Structured figure records →
------------------------------
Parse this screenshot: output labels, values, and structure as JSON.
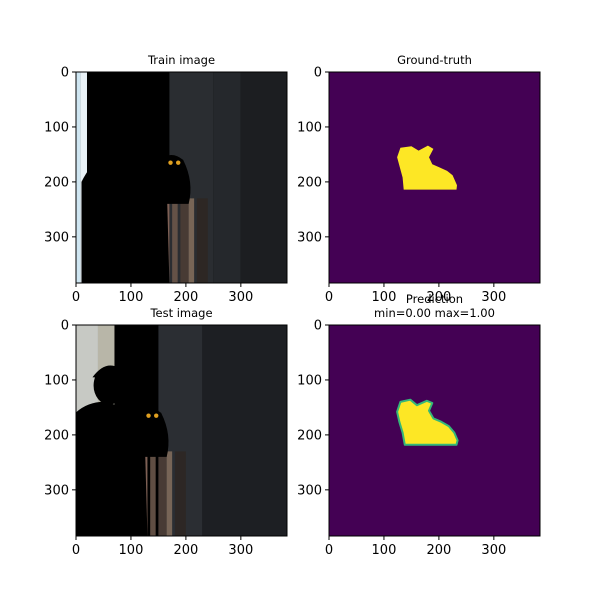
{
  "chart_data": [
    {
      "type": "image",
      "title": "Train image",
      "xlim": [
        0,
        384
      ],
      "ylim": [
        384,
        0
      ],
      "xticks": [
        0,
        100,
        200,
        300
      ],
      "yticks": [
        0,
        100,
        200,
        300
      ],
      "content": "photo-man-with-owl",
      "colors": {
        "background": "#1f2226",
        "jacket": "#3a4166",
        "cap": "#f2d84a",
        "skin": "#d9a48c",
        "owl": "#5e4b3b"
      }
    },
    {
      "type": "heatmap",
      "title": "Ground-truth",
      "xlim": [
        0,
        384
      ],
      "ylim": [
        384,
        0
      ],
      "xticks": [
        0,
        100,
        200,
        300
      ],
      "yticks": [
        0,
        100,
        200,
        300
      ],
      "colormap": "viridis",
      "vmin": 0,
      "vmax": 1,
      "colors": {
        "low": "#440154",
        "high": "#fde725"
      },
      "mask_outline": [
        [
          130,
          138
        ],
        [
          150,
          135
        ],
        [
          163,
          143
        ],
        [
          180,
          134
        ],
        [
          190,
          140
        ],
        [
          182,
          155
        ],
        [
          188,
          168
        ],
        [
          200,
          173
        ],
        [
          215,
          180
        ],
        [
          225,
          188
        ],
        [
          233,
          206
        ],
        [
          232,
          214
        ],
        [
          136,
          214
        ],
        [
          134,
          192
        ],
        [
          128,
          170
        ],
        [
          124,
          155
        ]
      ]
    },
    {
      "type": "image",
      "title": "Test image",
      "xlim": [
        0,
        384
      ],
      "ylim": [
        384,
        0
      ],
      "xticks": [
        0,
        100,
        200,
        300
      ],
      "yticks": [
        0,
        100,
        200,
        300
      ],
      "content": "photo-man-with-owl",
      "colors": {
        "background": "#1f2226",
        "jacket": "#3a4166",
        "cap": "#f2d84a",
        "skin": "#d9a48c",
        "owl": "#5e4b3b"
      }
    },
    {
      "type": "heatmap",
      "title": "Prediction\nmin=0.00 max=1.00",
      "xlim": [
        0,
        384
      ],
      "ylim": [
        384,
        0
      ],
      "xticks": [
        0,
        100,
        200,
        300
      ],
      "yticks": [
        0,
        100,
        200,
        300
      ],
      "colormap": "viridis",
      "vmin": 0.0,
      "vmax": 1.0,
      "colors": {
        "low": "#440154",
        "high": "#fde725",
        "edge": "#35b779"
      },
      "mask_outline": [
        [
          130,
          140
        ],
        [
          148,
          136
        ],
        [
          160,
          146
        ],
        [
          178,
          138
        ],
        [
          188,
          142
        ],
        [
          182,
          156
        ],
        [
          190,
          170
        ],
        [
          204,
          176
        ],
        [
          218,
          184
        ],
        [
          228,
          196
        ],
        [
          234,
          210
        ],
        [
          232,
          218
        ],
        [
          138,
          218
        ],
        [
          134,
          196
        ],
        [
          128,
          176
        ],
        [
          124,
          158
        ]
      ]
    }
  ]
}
------------------------------
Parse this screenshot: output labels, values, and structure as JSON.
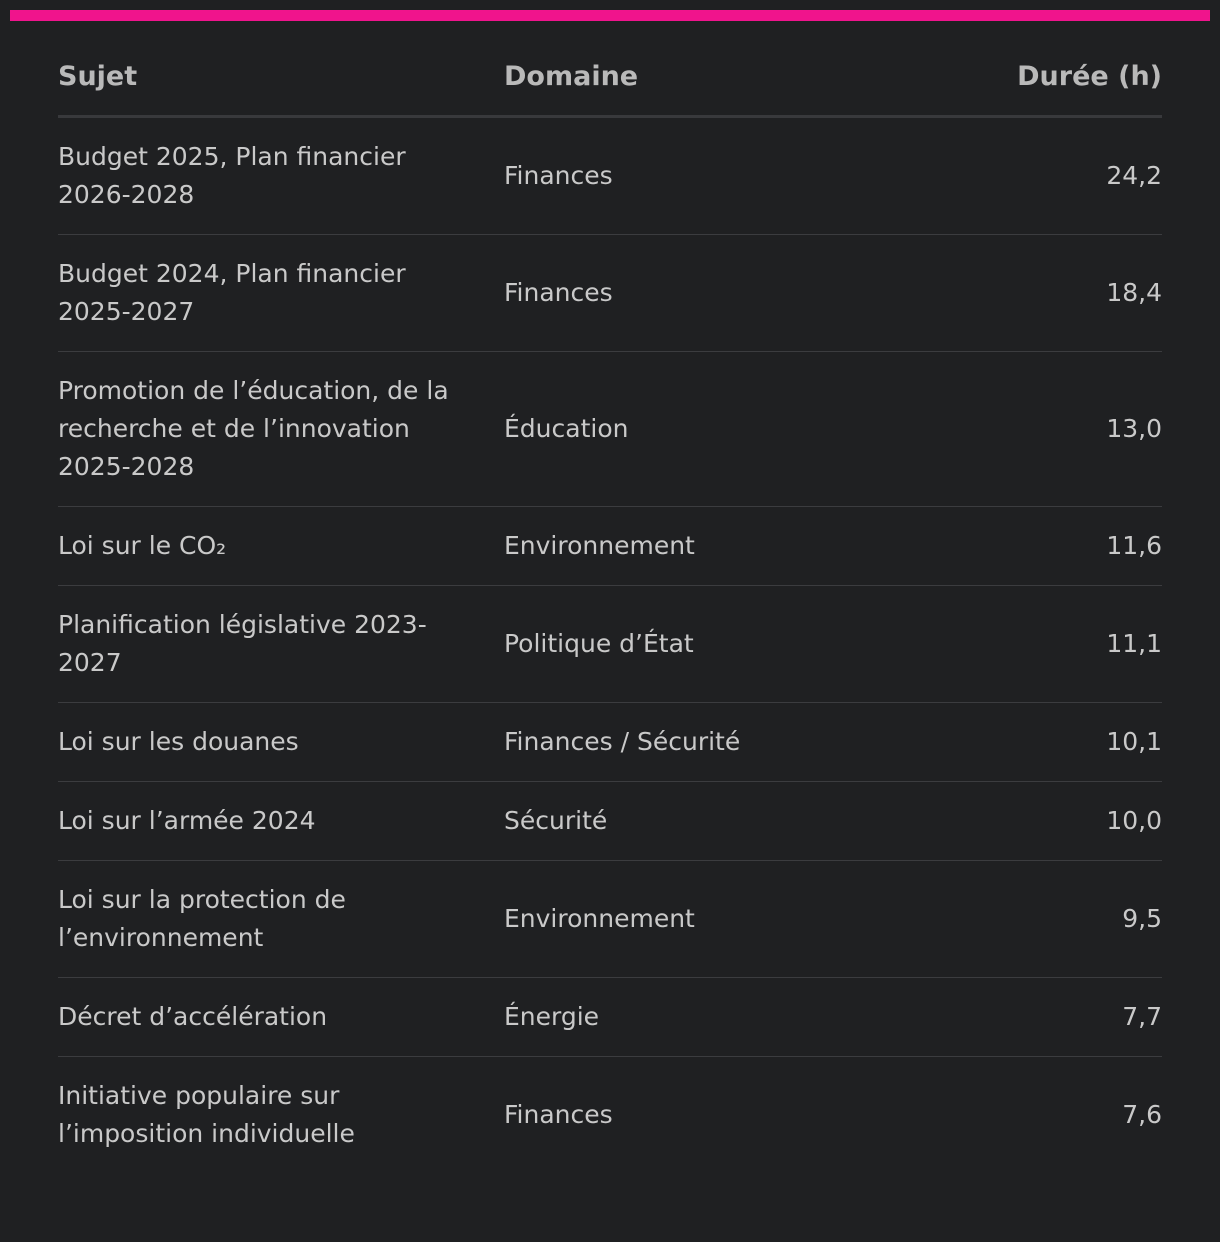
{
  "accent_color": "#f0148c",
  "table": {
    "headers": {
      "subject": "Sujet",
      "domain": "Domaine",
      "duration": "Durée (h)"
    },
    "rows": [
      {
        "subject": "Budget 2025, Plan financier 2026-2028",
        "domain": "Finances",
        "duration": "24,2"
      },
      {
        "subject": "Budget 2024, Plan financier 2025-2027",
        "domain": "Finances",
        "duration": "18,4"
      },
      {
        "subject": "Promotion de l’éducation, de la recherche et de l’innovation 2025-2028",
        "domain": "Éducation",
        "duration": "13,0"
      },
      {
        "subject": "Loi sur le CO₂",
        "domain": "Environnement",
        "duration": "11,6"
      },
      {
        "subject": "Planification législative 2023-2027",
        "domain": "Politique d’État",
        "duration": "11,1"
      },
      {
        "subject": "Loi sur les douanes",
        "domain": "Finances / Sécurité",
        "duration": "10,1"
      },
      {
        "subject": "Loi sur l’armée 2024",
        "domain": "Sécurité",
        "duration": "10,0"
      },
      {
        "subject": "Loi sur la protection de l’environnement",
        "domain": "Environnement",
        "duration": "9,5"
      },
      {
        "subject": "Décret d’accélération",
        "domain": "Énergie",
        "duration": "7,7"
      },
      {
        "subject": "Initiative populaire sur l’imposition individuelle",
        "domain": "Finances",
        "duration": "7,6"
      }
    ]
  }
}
------------------------------
WHAT YOU HAVE TO DO → Looking at the data above, how many lines hold the word "duration"? Respond with the number alone.

OUTPUT OF THE EXERCISE → 11